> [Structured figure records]
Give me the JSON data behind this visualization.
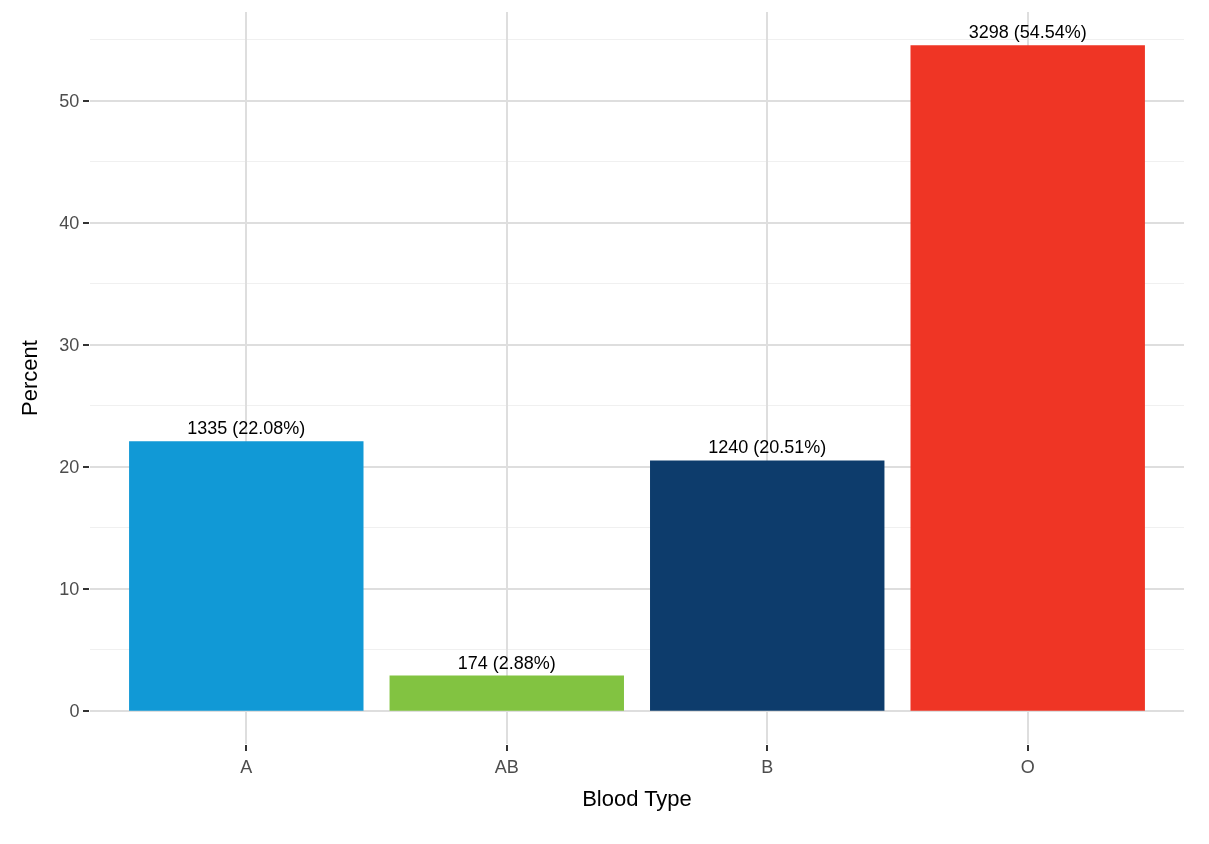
{
  "chart_data": {
    "type": "bar",
    "xlabel": "Blood Type",
    "ylabel": "Percent",
    "categories": [
      "A",
      "AB",
      "B",
      "O"
    ],
    "values": [
      22.08,
      2.88,
      20.51,
      54.54
    ],
    "colors": [
      "#1199d6",
      "#82c341",
      "#0d3c6c",
      "#ef3525"
    ],
    "value_labels": [
      "1335 (22.08%)",
      "174 (2.88%)",
      "1240 (20.51%)",
      "3298 (54.54%)"
    ],
    "ylim": [
      -2.727,
      57.27
    ],
    "yticks": [
      0,
      10,
      20,
      30,
      40,
      50
    ],
    "grid": true,
    "legend": false
  }
}
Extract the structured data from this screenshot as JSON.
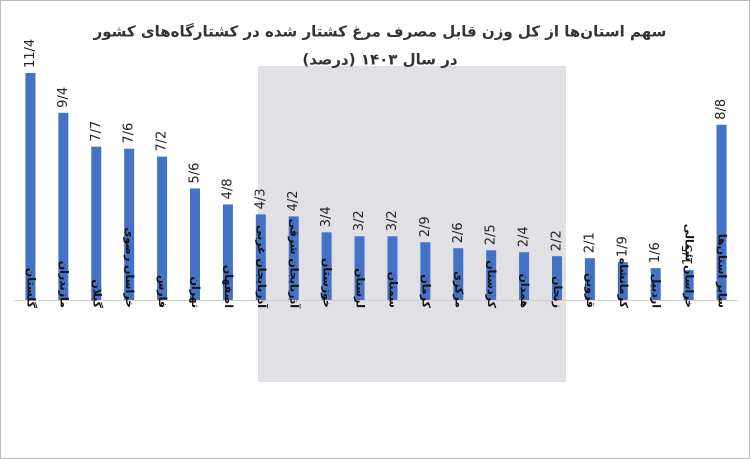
{
  "chart_data": {
    "type": "bar",
    "title": "سهم استان‌ها از کل وزن قابل مصرف مرغ کشتار شده در کشتارگاه‌های کشور",
    "subtitle": "در سال ۱۴۰۳ (درصد)",
    "categories": [
      "گلستان",
      "مازندران",
      "گیلان",
      "خراسان رضوی",
      "فارس",
      "تهران",
      "اصفهان",
      "آذربایجان غربی",
      "آذربایجان شرقی",
      "خوزستان",
      "لرستان",
      "سمنان",
      "کرمان",
      "مرکزی",
      "کردستان",
      "همدان",
      "زنجان",
      "قزوین",
      "کرمانشاه",
      "اردبیل",
      "خراسان شمالی",
      "سایر استان‌ها"
    ],
    "values": [
      11.4,
      9.4,
      7.7,
      7.6,
      7.2,
      5.6,
      4.8,
      4.3,
      4.2,
      3.4,
      3.2,
      3.2,
      2.9,
      2.6,
      2.5,
      2.4,
      2.2,
      2.1,
      1.9,
      1.6,
      1.5,
      8.8
    ],
    "value_labels": [
      "11/4",
      "9/4",
      "7/7",
      "7/6",
      "7/2",
      "5/6",
      "4/8",
      "4/3",
      "4/2",
      "3/4",
      "3/2",
      "3/2",
      "2/9",
      "2/6",
      "2/5",
      "2/4",
      "2/2",
      "2/1",
      "1/9",
      "1/6",
      "1/5",
      "8/8"
    ],
    "color": "#4472c4"
  }
}
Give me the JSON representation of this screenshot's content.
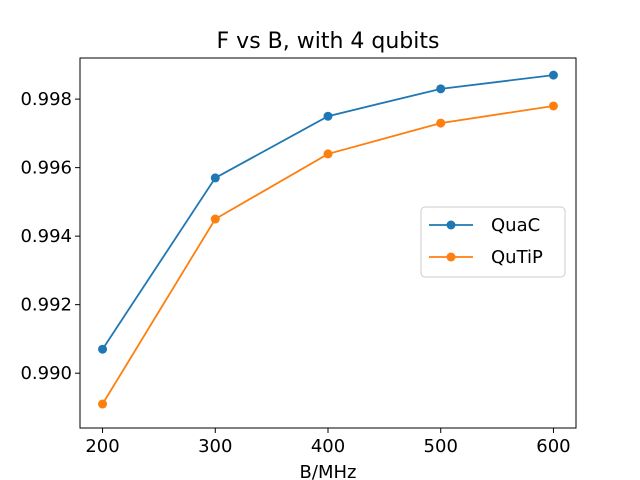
{
  "chart_data": {
    "type": "line",
    "title": "F vs B, with 4 qubits",
    "xlabel": "B/MHz",
    "ylabel": "",
    "x": [
      200,
      300,
      400,
      500,
      600
    ],
    "xlim": [
      180,
      620
    ],
    "ylim": [
      0.9884,
      0.9992
    ],
    "xticks": [
      "200",
      "300",
      "400",
      "500",
      "600"
    ],
    "yticks": [
      "0.990",
      "0.992",
      "0.994",
      "0.996",
      "0.998"
    ],
    "grid": false,
    "legend_position": "center-right",
    "series": [
      {
        "name": "QuaC",
        "color": "#1f77b4",
        "values": [
          0.9907,
          0.9957,
          0.9975,
          0.9983,
          0.9987
        ]
      },
      {
        "name": "QuTiP",
        "color": "#ff7f0e",
        "values": [
          0.9891,
          0.9945,
          0.9964,
          0.9973,
          0.9978
        ]
      }
    ]
  }
}
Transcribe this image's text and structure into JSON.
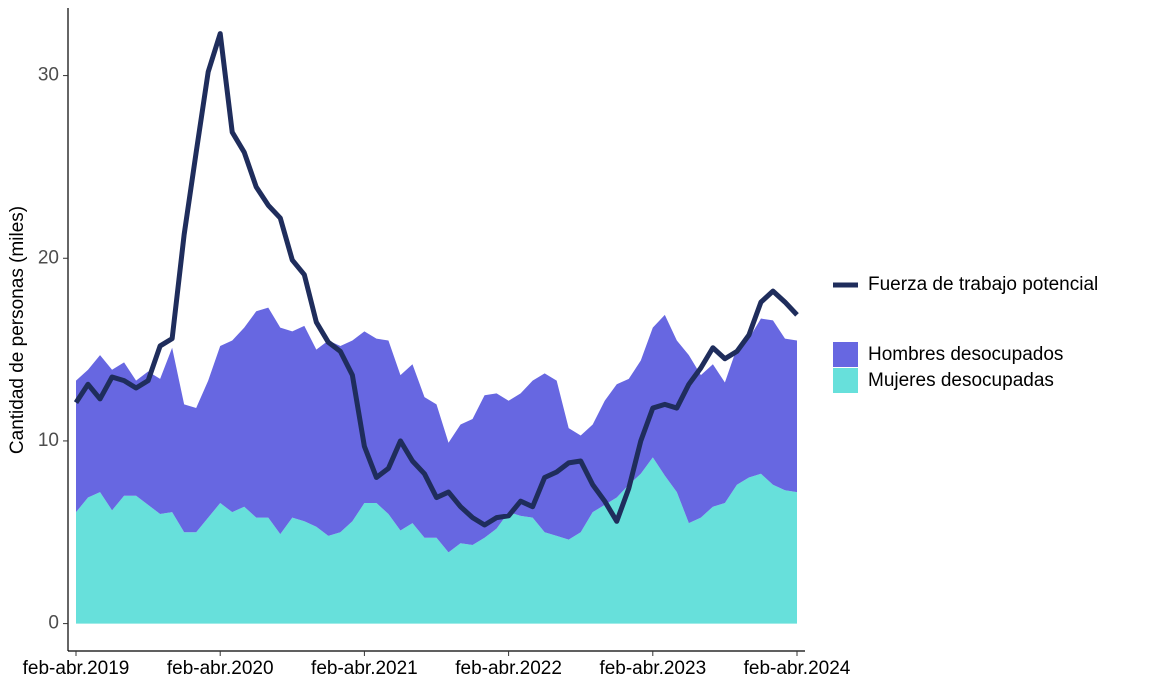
{
  "chart_data": {
    "type": "area",
    "y_label": "Cantidad de personas (miles)",
    "categories": [
      "feb-abr.2019",
      null,
      null,
      null,
      null,
      null,
      null,
      null,
      null,
      null,
      null,
      null,
      "feb-abr.2020",
      null,
      null,
      null,
      null,
      null,
      null,
      null,
      null,
      null,
      null,
      null,
      "feb-abr.2021",
      null,
      null,
      null,
      null,
      null,
      null,
      null,
      null,
      null,
      null,
      null,
      "feb-abr.2022",
      null,
      null,
      null,
      null,
      null,
      null,
      null,
      null,
      null,
      null,
      null,
      "feb-abr.2023",
      null,
      null,
      null,
      null,
      null,
      null,
      null,
      null,
      null,
      null,
      null,
      "feb-abr.2024"
    ],
    "series": [
      {
        "name": "Mujeres desocupadas",
        "type": "area",
        "color": "#67e0db",
        "values": [
          6.1,
          6.9,
          7.2,
          6.2,
          7.0,
          7.0,
          6.5,
          6.0,
          6.1,
          5.0,
          5.0,
          5.8,
          6.6,
          6.1,
          6.4,
          5.8,
          5.8,
          4.9,
          5.8,
          5.6,
          5.3,
          4.8,
          5.0,
          5.6,
          6.6,
          6.6,
          6.0,
          5.1,
          5.5,
          4.7,
          4.7,
          3.9,
          4.4,
          4.3,
          4.7,
          5.2,
          6.1,
          5.9,
          5.8,
          5.0,
          4.8,
          4.6,
          5.0,
          6.1,
          6.5,
          6.9,
          7.6,
          8.2,
          9.1,
          8.1,
          7.2,
          5.5,
          5.8,
          6.4,
          6.6,
          7.6,
          8.0,
          8.2,
          7.6,
          7.3,
          7.2
        ]
      },
      {
        "name": "Hombres desocupados",
        "type": "area",
        "color": "#6767e1",
        "values": [
          7.2,
          7.0,
          7.5,
          7.7,
          7.3,
          6.3,
          7.3,
          7.4,
          9.0,
          7.0,
          6.8,
          7.5,
          8.6,
          9.4,
          9.8,
          11.3,
          11.5,
          11.3,
          10.2,
          10.7,
          9.7,
          10.7,
          10.2,
          9.9,
          9.4,
          9.0,
          9.5,
          8.5,
          8.7,
          7.7,
          7.3,
          6.0,
          6.5,
          6.9,
          7.8,
          7.4,
          6.1,
          6.7,
          7.5,
          8.7,
          8.5,
          6.1,
          5.3,
          4.8,
          5.7,
          6.2,
          5.8,
          6.2,
          7.1,
          8.8,
          8.3,
          9.2,
          7.8,
          7.8,
          6.6,
          7.5,
          7.6,
          8.5,
          9.0,
          8.3,
          8.3
        ]
      },
      {
        "name": "Fuerza de trabajo potencial",
        "type": "line",
        "color": "#1f2d5c",
        "values": [
          12.1,
          13.1,
          12.3,
          13.5,
          13.3,
          12.9,
          13.3,
          15.2,
          15.6,
          21.3,
          25.8,
          30.2,
          32.3,
          26.9,
          25.8,
          23.9,
          22.9,
          22.2,
          19.9,
          19.1,
          16.5,
          15.4,
          14.9,
          13.6,
          9.7,
          8.0,
          8.5,
          10.0,
          8.9,
          8.2,
          6.9,
          7.2,
          6.4,
          5.8,
          5.4,
          5.8,
          5.9,
          6.7,
          6.4,
          8.0,
          8.3,
          8.8,
          8.9,
          7.6,
          6.7,
          5.6,
          7.4,
          10.0,
          11.8,
          12.0,
          11.8,
          13.1,
          14.0,
          15.1,
          14.5,
          14.9,
          15.8,
          17.6,
          18.2,
          17.6,
          16.9
        ]
      }
    ],
    "ylim": [
      -1.5,
      33.7
    ],
    "yticks": [
      0,
      10,
      20,
      30
    ],
    "grid": false
  }
}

> [DIRECTIONS FOR THIS TASK] Are you able to set down all the lines above exactly, without any pictures?

> [CORRECT RESULT]
Give me the JSON data behind this visualization.
{
  "chart_data": {
    "type": "bar",
    "xlabel": "Blood Type",
    "ylabel": "Percent",
    "categories": [
      "A",
      "AB",
      "B",
      "O"
    ],
    "values": [
      22.08,
      2.88,
      20.51,
      54.54
    ],
    "colors": [
      "#1199d6",
      "#82c341",
      "#0d3c6c",
      "#ef3525"
    ],
    "value_labels": [
      "1335 (22.08%)",
      "174 (2.88%)",
      "1240 (20.51%)",
      "3298 (54.54%)"
    ],
    "ylim": [
      -2.727,
      57.27
    ],
    "yticks": [
      0,
      10,
      20,
      30,
      40,
      50
    ],
    "grid": true,
    "legend": false
  }
}
Extract the structured data from this screenshot as JSON.
{
  "chart_data": {
    "type": "bar",
    "title": "سهم استان‌ها از کل وزن قابل مصرف مرغ کشتار شده در کشتارگاه‌های کشور",
    "subtitle": "در سال ۱۴۰۳ (درصد)",
    "categories": [
      "گلستان",
      "مازندران",
      "گیلان",
      "خراسان رضوی",
      "فارس",
      "تهران",
      "اصفهان",
      "آذربایجان غربی",
      "آذربایجان شرقی",
      "خوزستان",
      "لرستان",
      "سمنان",
      "کرمان",
      "مرکزی",
      "کردستان",
      "همدان",
      "زنجان",
      "قزوین",
      "کرمانشاه",
      "اردبیل",
      "خراسان شمالی",
      "سایر استان‌ها"
    ],
    "values": [
      11.4,
      9.4,
      7.7,
      7.6,
      7.2,
      5.6,
      4.8,
      4.3,
      4.2,
      3.4,
      3.2,
      3.2,
      2.9,
      2.6,
      2.5,
      2.4,
      2.2,
      2.1,
      1.9,
      1.6,
      1.5,
      8.8
    ],
    "value_labels": [
      "11/4",
      "9/4",
      "7/7",
      "7/6",
      "7/2",
      "5/6",
      "4/8",
      "4/3",
      "4/2",
      "3/4",
      "3/2",
      "3/2",
      "2/9",
      "2/6",
      "2/5",
      "2/4",
      "2/2",
      "2/1",
      "1/9",
      "1/6",
      "1/5",
      "8/8"
    ],
    "color": "#4472c4"
  }
}
Give me the JSON representation of this screenshot's content.
{
  "chart_data": {
    "type": "line",
    "title": "F vs B, with 4 qubits",
    "xlabel": "B/MHz",
    "ylabel": "",
    "x": [
      200,
      300,
      400,
      500,
      600
    ],
    "xlim": [
      180,
      620
    ],
    "ylim": [
      0.9884,
      0.9992
    ],
    "xticks": [
      "200",
      "300",
      "400",
      "500",
      "600"
    ],
    "yticks": [
      "0.990",
      "0.992",
      "0.994",
      "0.996",
      "0.998"
    ],
    "grid": false,
    "legend_position": "center-right",
    "series": [
      {
        "name": "QuaC",
        "color": "#1f77b4",
        "values": [
          0.9907,
          0.9957,
          0.9975,
          0.9983,
          0.9987
        ]
      },
      {
        "name": "QuTiP",
        "color": "#ff7f0e",
        "values": [
          0.9891,
          0.9945,
          0.9964,
          0.9973,
          0.9978
        ]
      }
    ]
  }
}
Transcribe this image's text and structure into JSON.
{
  "chart_data": {
    "type": "area",
    "y_label": "Cantidad de personas (miles)",
    "categories": [
      "feb-abr.2019",
      null,
      null,
      null,
      null,
      null,
      null,
      null,
      null,
      null,
      null,
      null,
      "feb-abr.2020",
      null,
      null,
      null,
      null,
      null,
      null,
      null,
      null,
      null,
      null,
      null,
      "feb-abr.2021",
      null,
      null,
      null,
      null,
      null,
      null,
      null,
      null,
      null,
      null,
      null,
      "feb-abr.2022",
      null,
      null,
      null,
      null,
      null,
      null,
      null,
      null,
      null,
      null,
      null,
      "feb-abr.2023",
      null,
      null,
      null,
      null,
      null,
      null,
      null,
      null,
      null,
      null,
      null,
      "feb-abr.2024"
    ],
    "series": [
      {
        "name": "Mujeres desocupadas",
        "type": "area",
        "color": "#67e0db",
        "values": [
          6.1,
          6.9,
          7.2,
          6.2,
          7.0,
          7.0,
          6.5,
          6.0,
          6.1,
          5.0,
          5.0,
          5.8,
          6.6,
          6.1,
          6.4,
          5.8,
          5.8,
          4.9,
          5.8,
          5.6,
          5.3,
          4.8,
          5.0,
          5.6,
          6.6,
          6.6,
          6.0,
          5.1,
          5.5,
          4.7,
          4.7,
          3.9,
          4.4,
          4.3,
          4.7,
          5.2,
          6.1,
          5.9,
          5.8,
          5.0,
          4.8,
          4.6,
          5.0,
          6.1,
          6.5,
          6.9,
          7.6,
          8.2,
          9.1,
          8.1,
          7.2,
          5.5,
          5.8,
          6.4,
          6.6,
          7.6,
          8.0,
          8.2,
          7.6,
          7.3,
          7.2
        ]
      },
      {
        "name": "Hombres desocupados",
        "type": "area",
        "color": "#6767e1",
        "values": [
          7.2,
          7.0,
          7.5,
          7.7,
          7.3,
          6.3,
          7.3,
          7.4,
          9.0,
          7.0,
          6.8,
          7.5,
          8.6,
          9.4,
          9.8,
          11.3,
          11.5,
          11.3,
          10.2,
          10.7,
          9.7,
          10.7,
          10.2,
          9.9,
          9.4,
          9.0,
          9.5,
          8.5,
          8.7,
          7.7,
          7.3,
          6.0,
          6.5,
          6.9,
          7.8,
          7.4,
          6.1,
          6.7,
          7.5,
          8.7,
          8.5,
          6.1,
          5.3,
          4.8,
          5.7,
          6.2,
          5.8,
          6.2,
          7.1,
          8.8,
          8.3,
          9.2,
          7.8,
          7.8,
          6.6,
          7.5,
          7.6,
          8.5,
          9.0,
          8.3,
          8.3
        ]
      },
      {
        "name": "Fuerza de trabajo potencial",
        "type": "line",
        "color": "#1f2d5c",
        "values": [
          12.1,
          13.1,
          12.3,
          13.5,
          13.3,
          12.9,
          13.3,
          15.2,
          15.6,
          21.3,
          25.8,
          30.2,
          32.3,
          26.9,
          25.8,
          23.9,
          22.9,
          22.2,
          19.9,
          19.1,
          16.5,
          15.4,
          14.9,
          13.6,
          9.7,
          8.0,
          8.5,
          10.0,
          8.9,
          8.2,
          6.9,
          7.2,
          6.4,
          5.8,
          5.4,
          5.8,
          5.9,
          6.7,
          6.4,
          8.0,
          8.3,
          8.8,
          8.9,
          7.6,
          6.7,
          5.6,
          7.4,
          10.0,
          11.8,
          12.0,
          11.8,
          13.1,
          14.0,
          15.1,
          14.5,
          14.9,
          15.8,
          17.6,
          18.2,
          17.6,
          16.9
        ]
      }
    ],
    "ylim": [
      -1.5,
      33.7
    ],
    "yticks": [
      0,
      10,
      20,
      30
    ],
    "grid": false
  }
}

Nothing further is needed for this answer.